Repeat every record exactly, but keep images out of the copy.

▸ **Provided information**:

--------------------

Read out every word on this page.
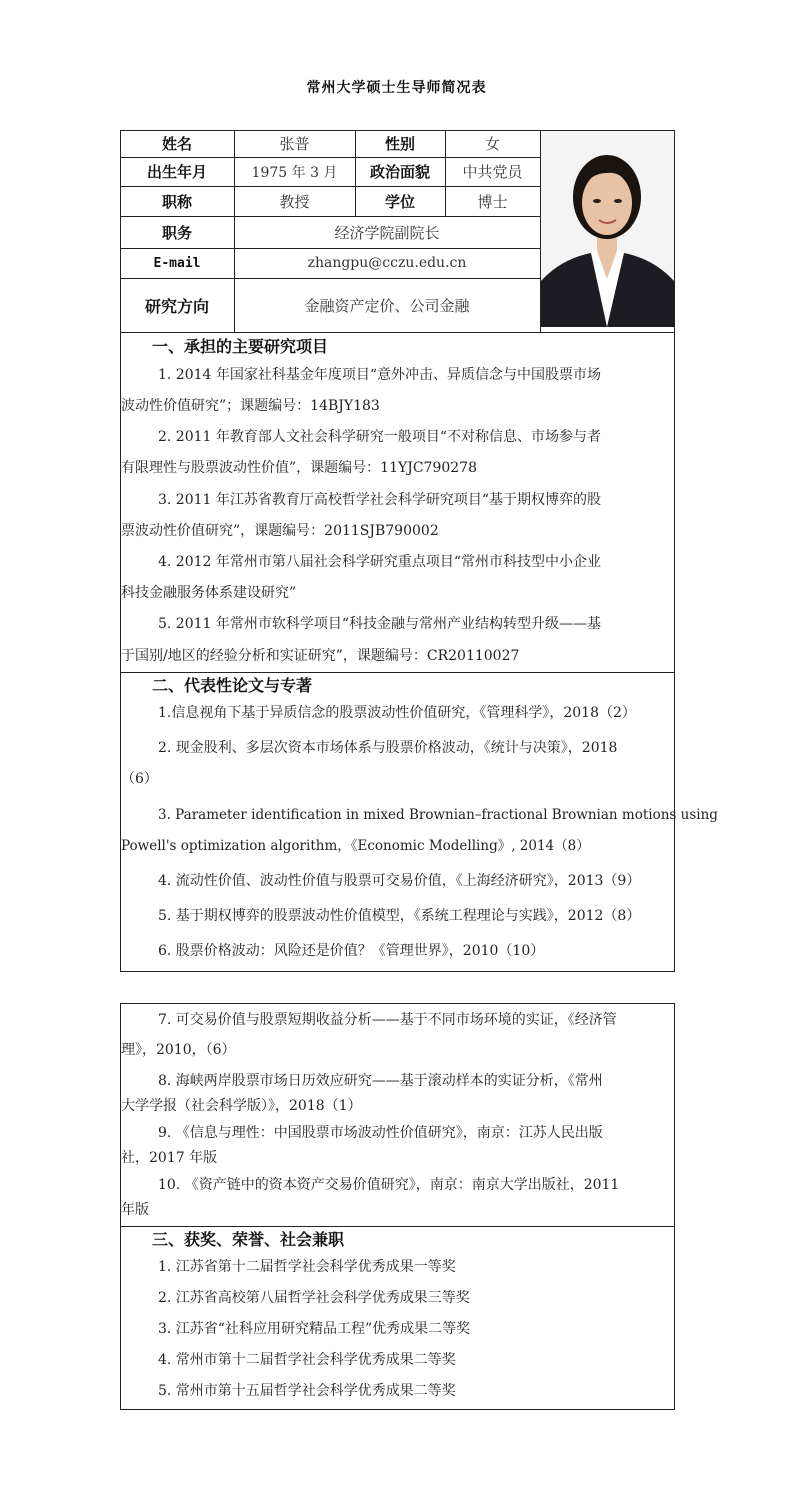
常州大学硕士生导师简况表
姓名	张普	性别	女
出生年月	1975 年 3 月	政治面貌	中共党员
职称	教授	学位	博士
职务	经济学院副院长
E-mail	zhangpu@cczu.edu.cn
研究方向	金融资产定价、公司金融
一、承担的主要研究项目
1. 2014 年国家社科基金年度项目“意外冲击、异质信念与中国股票市场
波动性价值研究”；课题编号：14BJY183
2. 2011 年教育部人文社会科学研究一般项目“不对称信息、市场参与者
有限理性与股票波动性价值”，课题编号：11YJC790278
3. 2011 年江苏省教育厅高校哲学社会科学研究项目“基于期权博弈的股
票波动性价值研究”，课题编号：2011SJB790002
4. 2012 年常州市第八届社会科学研究重点项目“常州市科技型中小企业
科技金融服务体系建设研究”
5. 2011 年常州市软科学项目“科技金融与常州产业结构转型升级——基
于国别/地区的经验分析和实证研究”，课题编号：CR20110027
二、代表性论文与专著
1.信息视角下基于异质信念的股票波动性价值研究，《管理科学》，2018（2）
2. 现金股利、多层次资本市场体系与股票价格波动，《统计与决策》，2018
（6）
3. Parameter identification in mixed Brownian–fractional Brownian motions using
Powell's optimization algorithm，《Economic Modelling》, 2014（8）
4. 流动性价值、波动性价值与股票可交易价值，《上海经济研究》，2013（9）
5. 基于期权博弈的股票波动性价值模型，《系统工程理论与实践》，2012（8）
6. 股票价格波动：风险还是价值？《管理世界》，2010（10）
7. 可交易价值与股票短期收益分析——基于不同市场环境的实证，《经济管
理》，2010，（6）
8. 海峡两岸股票市场日历效应研究——基于滚动样本的实证分析，《常州
大学学报（社会科学版）》，2018（1）
9. 《信息与理性：中国股票市场波动性价值研究》，南京：江苏人民出版
社，2017 年版
10. 《资产链中的资本资产交易价值研究》，南京：南京大学出版社，2011
年版
三、获奖、荣誉、社会兼职
1. 江苏省第十二届哲学社会科学优秀成果一等奖
2. 江苏省高校第八届哲学社会科学优秀成果三等奖
3. 江苏省“社科应用研究精品工程”优秀成果二等奖
4. 常州市第十二届哲学社会科学优秀成果二等奖
5. 常州市第十五届哲学社会科学优秀成果二等奖
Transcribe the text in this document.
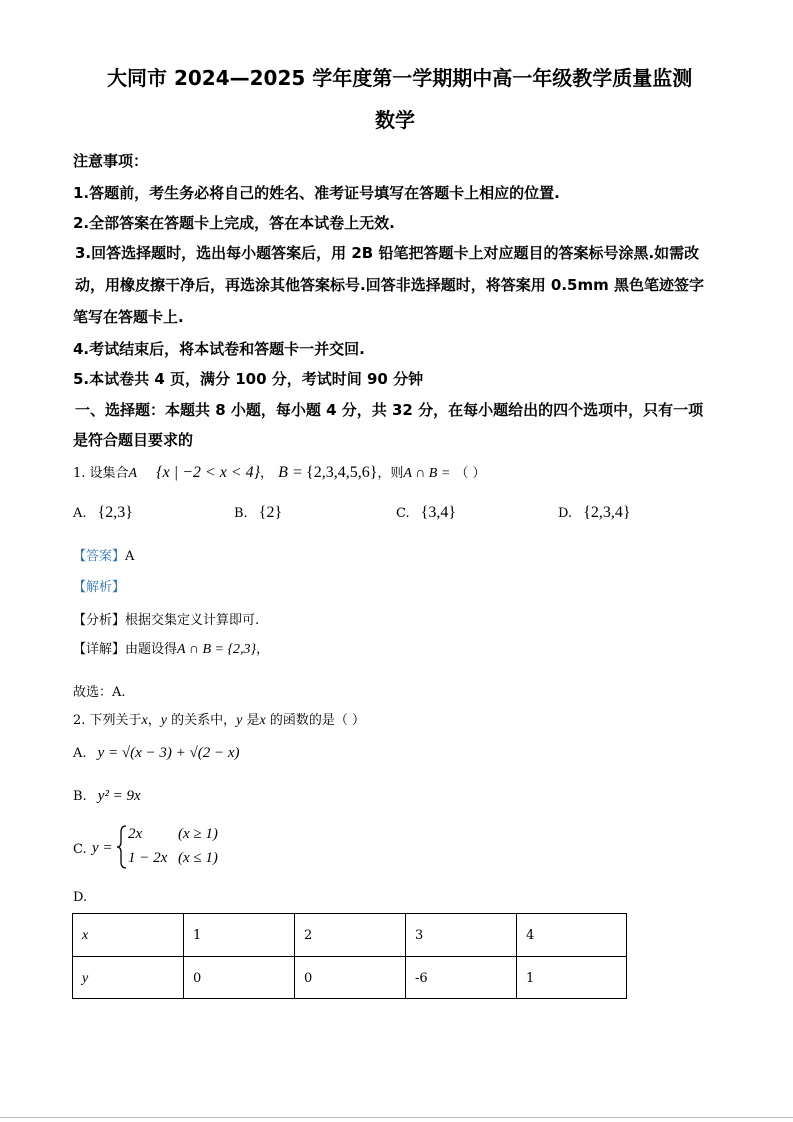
大同市 2024—2025 学年度第一学期期中高一年级教学质量监测
数学
注意事项：
1.答题前，考生务必将自己的姓名、准考证号填写在答题卡上相应的位置.
2.全部答案在答题卡上完成，答在本试卷上无效.
3.回答选择题时，选出每小题答案后，用 2B 铅笔把答题卡上对应题目的答案标号涂黑.如需改
动，用橡皮擦干净后，再选涂其他答案标号.回答非选择题时，将答案用 0.5mm 黑色笔迹签字
笔写在答题卡上.
4.考试结束后，将本试卷和答题卡一并交回.
5.本试卷共 4 页，满分 100 分，考试时间 90 分钟
一、选择题：本题共 8 小题，每小题 4 分，共 32 分，在每小题给出的四个选项中，只有一项
是符合题目要求的
1. 设集合A {x | −2 < x < 4}， B = {2,3,4,5,6}，则A ∩ B = （ ）
A. {2,3}	B. {2}	C. {3,4}	D. {2,3,4}
【答案】A
【解析】
【分析】根据交集定义计算即可.
【详解】由题设得A ∩ B = {2,3}，
故选：A.
2. 下列关于x，y 的关系中，y 是x 的函数的是（ ）
A. y = √(x − 3) + √(2 − x)
B. y² = 9x
C. y =
2x (x ≥ 1)
1 − 2x (x ≤ 1)
D.
x	1	2	3	4
y	0	0	-6	1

--------------------

▸ **Exercise response**:
Read out every word on this page.
常州大学硕士生导师简况表
姓名	张普	性别	女
出生年月	1975 年 3 月	政治面貌	中共党员
职称	教授	学位	博士
职务	经济学院副院长
E-mail	zhangpu@cczu.edu.cn
研究方向	金融资产定价、公司金融
一、承担的主要研究项目
1. 2014 年国家社科基金年度项目“意外冲击、异质信念与中国股票市场
波动性价值研究”；课题编号：14BJY183
2. 2011 年教育部人文社会科学研究一般项目“不对称信息、市场参与者
有限理性与股票波动性价值”，课题编号：11YJC790278
3. 2011 年江苏省教育厅高校哲学社会科学研究项目“基于期权博弈的股
票波动性价值研究”，课题编号：2011SJB790002
4. 2012 年常州市第八届社会科学研究重点项目“常州市科技型中小企业
科技金融服务体系建设研究”
5. 2011 年常州市软科学项目“科技金融与常州产业结构转型升级——基
于国别/地区的经验分析和实证研究”，课题编号：CR20110027
二、代表性论文与专著
1.信息视角下基于异质信念的股票波动性价值研究，《管理科学》，2018（2）
2. 现金股利、多层次资本市场体系与股票价格波动，《统计与决策》，2018
（6）
3. Parameter identification in mixed Brownian–fractional Brownian motions using
Powell's optimization algorithm，《Economic Modelling》, 2014（8）
4. 流动性价值、波动性价值与股票可交易价值，《上海经济研究》，2013（9）
5. 基于期权博弈的股票波动性价值模型，《系统工程理论与实践》，2012（8）
6. 股票价格波动：风险还是价值？《管理世界》，2010（10）
7. 可交易价值与股票短期收益分析——基于不同市场环境的实证，《经济管
理》，2010，（6）
8. 海峡两岸股票市场日历效应研究——基于滚动样本的实证分析，《常州
大学学报（社会科学版）》，2018（1）
9. 《信息与理性：中国股票市场波动性价值研究》，南京：江苏人民出版
社，2017 年版
10. 《资产链中的资本资产交易价值研究》，南京：南京大学出版社，2011
年版
三、获奖、荣誉、社会兼职
1. 江苏省第十二届哲学社会科学优秀成果一等奖
2. 江苏省高校第八届哲学社会科学优秀成果三等奖
3. 江苏省“社科应用研究精品工程”优秀成果二等奖
4. 常州市第十二届哲学社会科学优秀成果二等奖
5. 常州市第十五届哲学社会科学优秀成果二等奖
Transcribe the text in this document.
大同市 2024—2025 学年度第一学期期中高一年级教学质量监测
数学
注意事项：
1.答题前，考生务必将自己的姓名、准考证号填写在答题卡上相应的位置.
2.全部答案在答题卡上完成，答在本试卷上无效.
3.回答选择题时，选出每小题答案后，用 2B 铅笔把答题卡上对应题目的答案标号涂黑.如需改
动，用橡皮擦干净后，再选涂其他答案标号.回答非选择题时，将答案用 0.5mm 黑色笔迹签字
笔写在答题卡上.
4.考试结束后，将本试卷和答题卡一并交回.
5.本试卷共 4 页，满分 100 分，考试时间 90 分钟
一、选择题：本题共 8 小题，每小题 4 分，共 32 分，在每小题给出的四个选项中，只有一项
是符合题目要求的
1. 设集合A {x | −2 < x < 4}， B = {2,3,4,5,6}，则A ∩ B = （ ）
A. {2,3}	B. {2}	C. {3,4}	D. {2,3,4}
【答案】A
【解析】
【分析】根据交集定义计算即可.
【详解】由题设得A ∩ B = {2,3}，
故选：A.
2. 下列关于x，y 的关系中，y 是x 的函数的是（ ）
A. y = √(x − 3) + √(2 − x)
B. y² = 9x
C. y =
2x (x ≥ 1)
1 − 2x (x ≤ 1)
D.
x	1	2	3	4
y	0	0	-6	1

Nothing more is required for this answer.